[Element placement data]

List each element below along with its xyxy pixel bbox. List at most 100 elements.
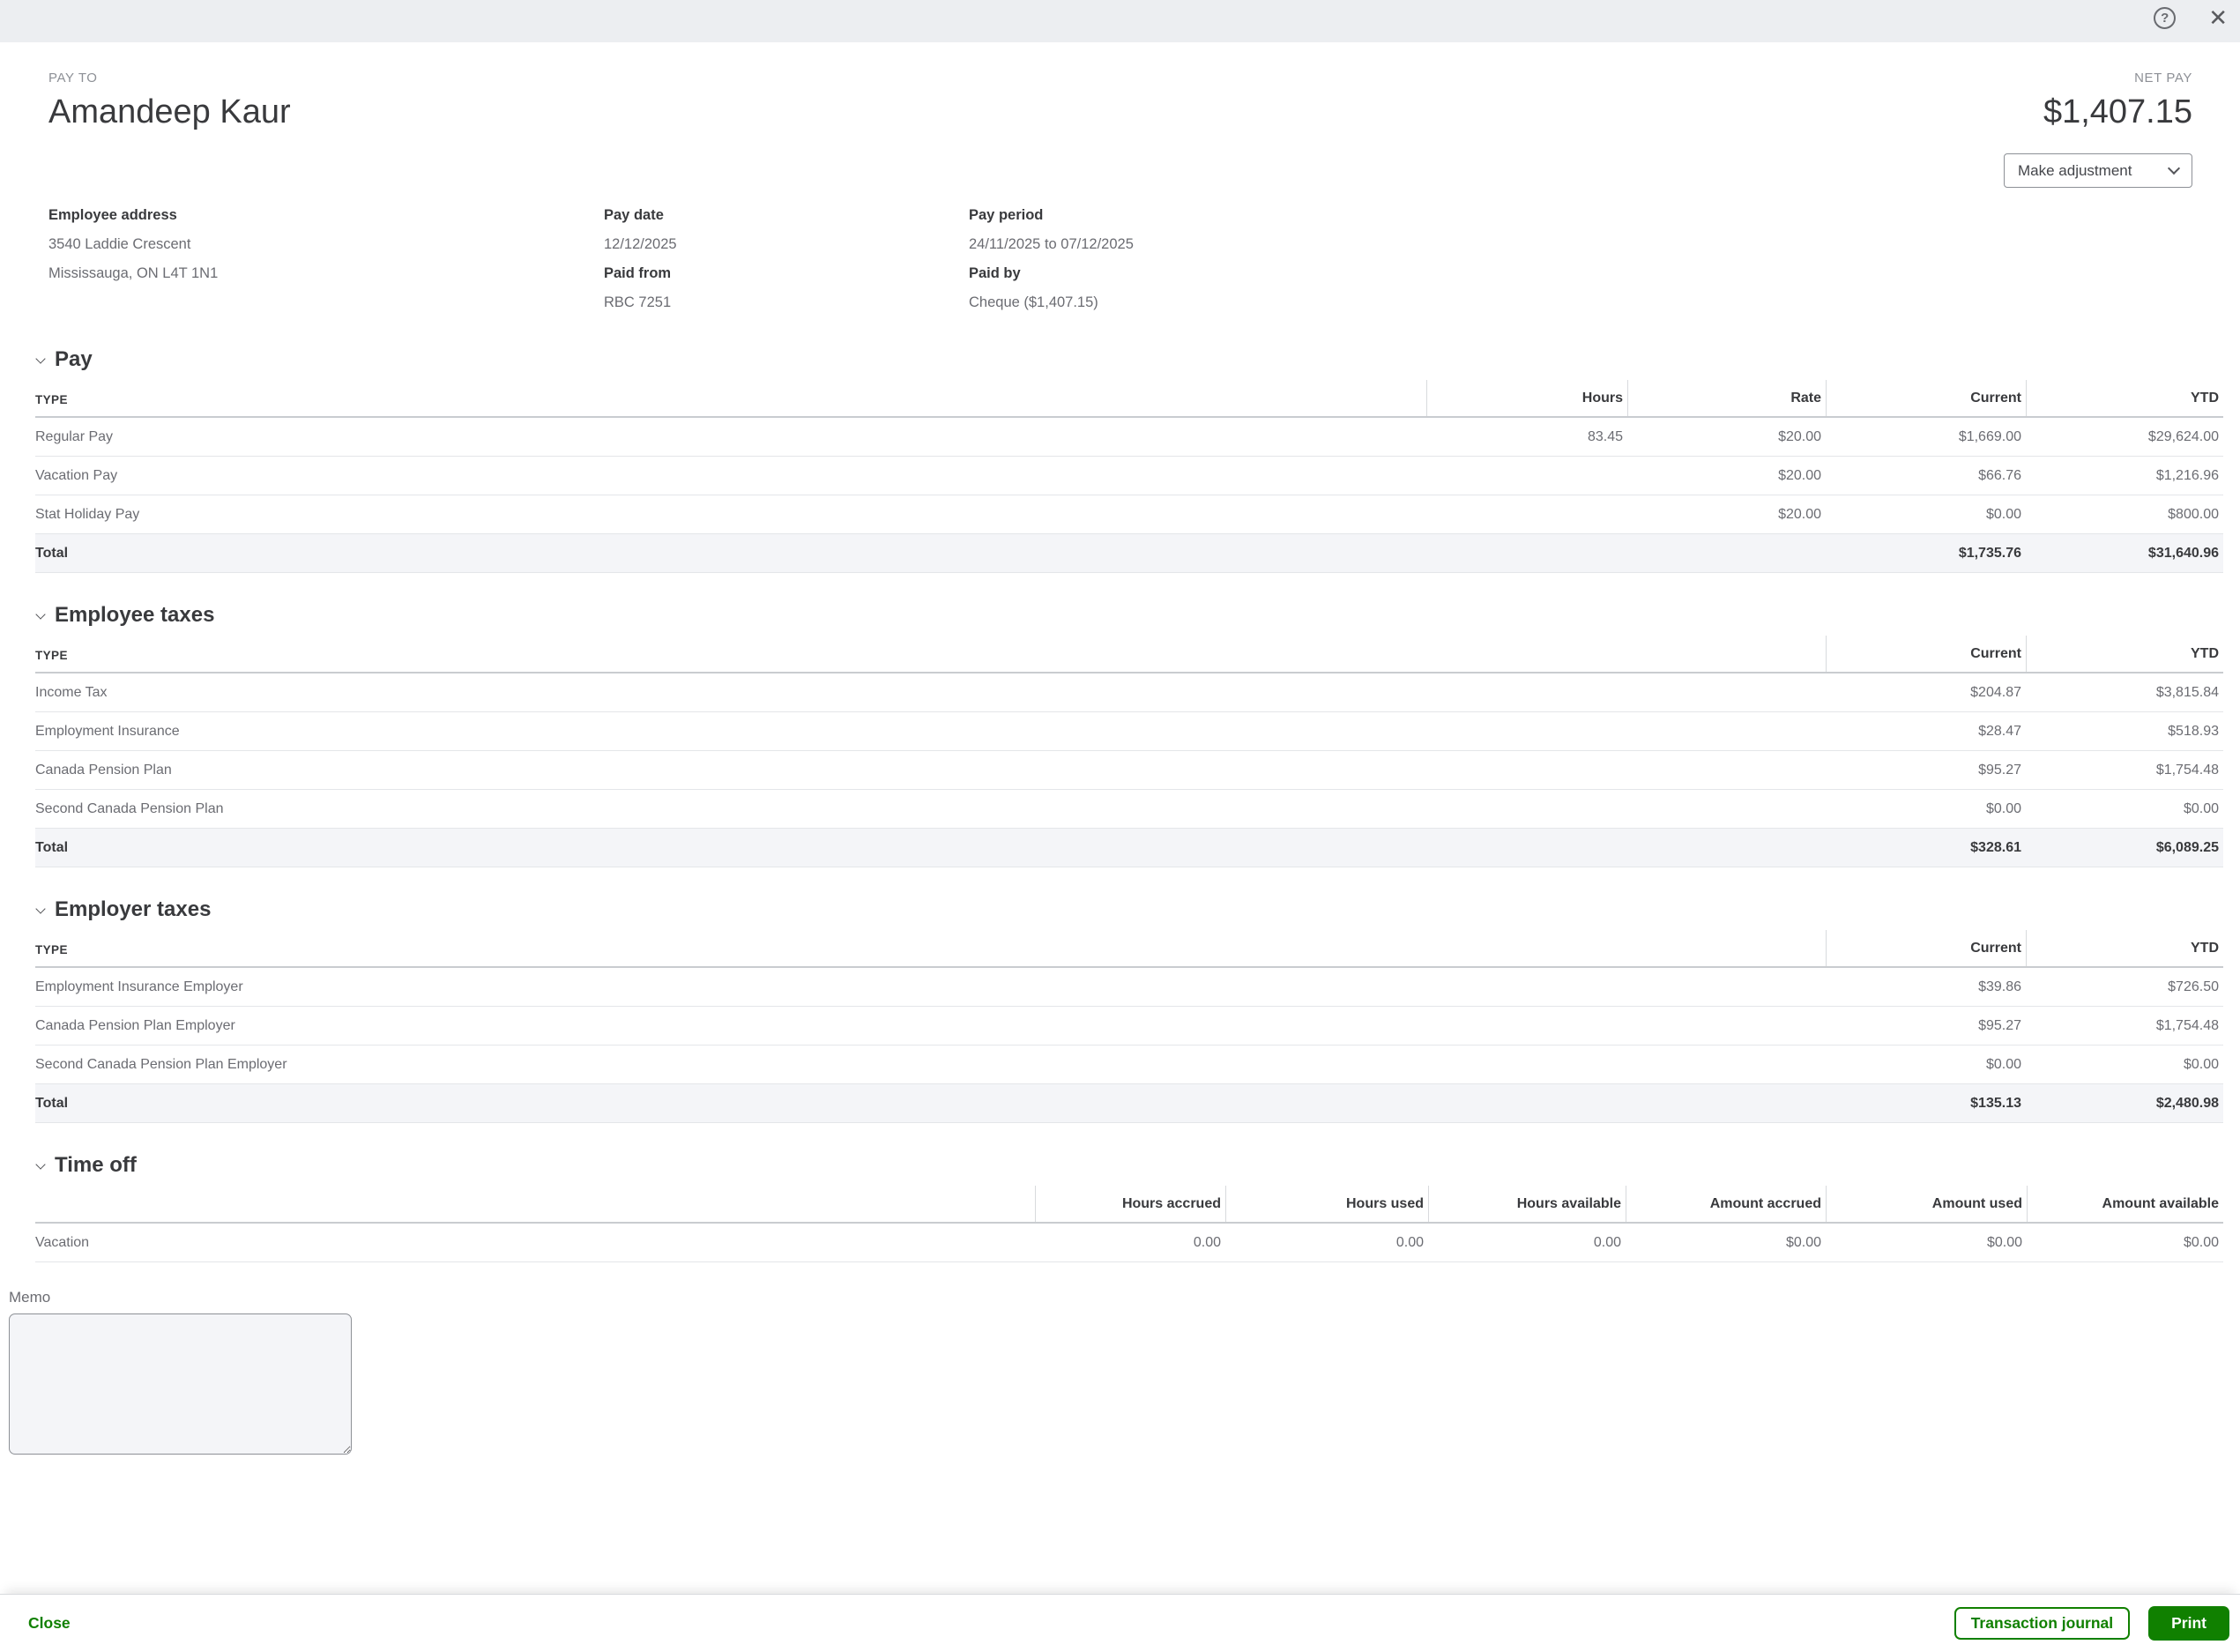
memo-input[interactable] — [9, 1313, 352, 1455]
pay-period-value: 24/11/2025 to 07/12/2025 — [969, 230, 1134, 259]
cell-ytd: $0.00 — [2026, 1046, 2223, 1083]
table-header: TYPE Current YTD — [35, 636, 2223, 673]
pay-date-block: Pay date 12/12/2025 Paid from RBC 7251 — [604, 201, 969, 317]
cell-empty — [1627, 542, 1826, 564]
pay-period-block: Pay period 24/11/2025 to 07/12/2025 Paid… — [969, 201, 1134, 317]
payee-header: PAY TO Amandeep Kaur NET PAY $1,407.15 M… — [35, 70, 2223, 188]
col-current: Current — [1826, 380, 2026, 416]
cell-hours — [1426, 465, 1627, 487]
cell-amount-used: $0.00 — [1826, 1224, 2027, 1261]
cell-current: $0.00 — [1826, 1046, 2026, 1083]
col-hours: Hours — [1426, 380, 1627, 416]
cell-total-current: $328.61 — [1826, 829, 2026, 867]
table-row: Employment Insurance $28.47 $518.93 — [35, 712, 2223, 751]
help-icon[interactable]: ? — [2154, 7, 2176, 29]
section-pay: Pay TYPE Hours Rate Current YTD Regular … — [35, 346, 2223, 573]
cell-current: $0.00 — [1826, 495, 2026, 533]
collapse-chevron-icon[interactable] — [35, 1159, 45, 1169]
cell-type: Vacation Pay — [35, 457, 1426, 495]
cheque-info: Employee address 3540 Laddie Crescent Mi… — [35, 201, 2223, 317]
cell-total-label: Total — [35, 1084, 1826, 1122]
cell-ytd: $726.50 — [2026, 968, 2223, 1006]
col-empty — [35, 1186, 1035, 1222]
address-line-1: 3540 Laddie Crescent — [48, 230, 604, 259]
cell-ytd: $800.00 — [2026, 495, 2223, 533]
section-title: Employee taxes — [55, 602, 214, 629]
paid-from-value: RBC 7251 — [604, 288, 969, 317]
transaction-journal-button[interactable]: Transaction journal — [1954, 1607, 2130, 1640]
cell-current: $66.76 — [1826, 457, 2026, 495]
table-total-row: Total $328.61 $6,089.25 — [35, 829, 2223, 867]
cell-amount-accrued: $0.00 — [1626, 1224, 1826, 1261]
collapse-chevron-icon[interactable] — [35, 353, 45, 363]
table-row: Regular Pay 83.45 $20.00 $1,669.00 $29,6… — [35, 418, 2223, 457]
cell-ytd: $0.00 — [2026, 790, 2223, 828]
col-amount-used: Amount used — [1826, 1186, 2027, 1222]
cell-total-ytd: $2,480.98 — [2026, 1084, 2223, 1122]
section-title: Time off — [55, 1152, 137, 1179]
cell-rate: $20.00 — [1627, 457, 1826, 495]
net-pay-block: NET PAY $1,407.15 Make adjustment — [2004, 70, 2223, 188]
cell-type: Canada Pension Plan Employer — [35, 1007, 1826, 1045]
payee-name: Amandeep Kaur — [48, 92, 291, 132]
employee-address-block: Employee address 3540 Laddie Crescent Mi… — [48, 201, 604, 317]
make-adjustment-dropdown[interactable]: Make adjustment — [2004, 153, 2192, 188]
col-rate: Rate — [1627, 380, 1826, 416]
print-button[interactable]: Print — [2148, 1606, 2229, 1641]
col-amount-available: Amount available — [2027, 1186, 2223, 1222]
cell-hours: 83.45 — [1426, 418, 1627, 456]
col-ytd: YTD — [2026, 930, 2223, 966]
collapse-chevron-icon[interactable] — [35, 904, 45, 913]
make-adjustment-label: Make adjustment — [2018, 162, 2132, 180]
col-type: TYPE — [35, 380, 1426, 416]
pay-to-label: PAY TO — [48, 70, 291, 87]
memo-label: Memo — [9, 1289, 2223, 1306]
table-header: TYPE Current YTD — [35, 930, 2223, 968]
table-header: TYPE Hours Rate Current YTD — [35, 380, 2223, 418]
cell-current: $28.47 — [1826, 712, 2026, 750]
cell-type: Second Canada Pension Plan Employer — [35, 1046, 1826, 1083]
col-current: Current — [1826, 636, 2026, 672]
employee-address-label: Employee address — [48, 201, 604, 230]
address-line-2: Mississauga, ON L4T 1N1 — [48, 259, 604, 288]
paycheque-detail: PAY TO Amandeep Kaur NET PAY $1,407.15 M… — [0, 70, 2240, 1455]
cell-ytd: $3,815.84 — [2026, 673, 2223, 711]
col-type: TYPE — [35, 930, 1826, 966]
table-row: Stat Holiday Pay $20.00 $0.00 $800.00 — [35, 495, 2223, 534]
footer-bar: Close Transaction journal Print — [0, 1594, 2240, 1652]
col-hours-accrued: Hours accrued — [1035, 1186, 1225, 1222]
cell-amount-available: $0.00 — [2027, 1224, 2223, 1261]
cell-hours-available: 0.00 — [1428, 1224, 1626, 1261]
cell-hours-accrued: 0.00 — [1035, 1224, 1225, 1261]
cell-current: $95.27 — [1826, 1007, 2026, 1045]
topbar: ? ✕ — [0, 0, 2240, 42]
time-off-table: Hours accrued Hours used Hours available… — [35, 1186, 2223, 1262]
table-header: Hours accrued Hours used Hours available… — [35, 1186, 2223, 1224]
table-total-row: Total $135.13 $2,480.98 — [35, 1084, 2223, 1123]
collapse-chevron-icon[interactable] — [35, 609, 45, 619]
close-button[interactable]: Close — [28, 1614, 71, 1633]
col-hours-used: Hours used — [1225, 1186, 1428, 1222]
cell-type: Canada Pension Plan — [35, 751, 1826, 789]
close-icon[interactable]: ✕ — [2208, 6, 2228, 29]
table-row: Second Canada Pension Plan $0.00 $0.00 — [35, 790, 2223, 829]
cell-ytd: $29,624.00 — [2026, 418, 2223, 456]
cell-current: $0.00 — [1826, 790, 2026, 828]
cell-total-label: Total — [35, 829, 1826, 867]
cell-current: $1,669.00 — [1826, 418, 2026, 456]
cell-hours-used: 0.00 — [1225, 1224, 1428, 1261]
cell-total-label: Total — [35, 534, 1426, 572]
cell-total-current: $135.13 — [1826, 1084, 2026, 1122]
pay-date-label: Pay date — [604, 201, 969, 230]
table-row: Income Tax $204.87 $3,815.84 — [35, 673, 2223, 712]
cell-current: $204.87 — [1826, 673, 2026, 711]
pay-period-label: Pay period — [969, 201, 1134, 230]
employer-taxes-table: TYPE Current YTD Employment Insurance Em… — [35, 930, 2223, 1123]
cell-empty — [1426, 542, 1627, 564]
net-pay-amount: $1,407.15 — [2004, 92, 2192, 132]
section-time-off: Time off Hours accrued Hours used Hours … — [35, 1152, 2223, 1262]
section-employer-taxes: Employer taxes TYPE Current YTD Employme… — [35, 897, 2223, 1123]
table-row: Vacation Pay $20.00 $66.76 $1,216.96 — [35, 457, 2223, 495]
cell-current: $39.86 — [1826, 968, 2026, 1006]
cell-total-current: $1,735.76 — [1826, 534, 2026, 572]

> [Your instructions] Could you retype the lines from the one containing "memo-input[interactable] — [9, 1313, 352, 1455]" up to and including the one containing "col-hours: Hours — [1426, 380, 1627, 416]", without changing anything?

> [Response]
memo-input[interactable] — [9, 1313, 352, 1455]
pay-period-value: 24/11/2025 to 07/12/2025 — [969, 230, 1134, 259]
cell-ytd: $0.00 — [2026, 1046, 2223, 1083]
table-header: TYPE Current YTD — [35, 636, 2223, 673]
pay-date-block: Pay date 12/12/2025 Paid from RBC 7251 — [604, 201, 969, 317]
cell-empty — [1627, 542, 1826, 564]
pay-period-block: Pay period 24/11/2025 to 07/12/2025 Paid… — [969, 201, 1134, 317]
payee-header: PAY TO Amandeep Kaur NET PAY $1,407.15 M… — [35, 70, 2223, 188]
col-current: Current — [1826, 380, 2026, 416]
cell-hours — [1426, 465, 1627, 487]
cell-amount-used: $0.00 — [1826, 1224, 2027, 1261]
cell-current: $0.00 — [1826, 1046, 2026, 1083]
col-hours: Hours — [1426, 380, 1627, 416]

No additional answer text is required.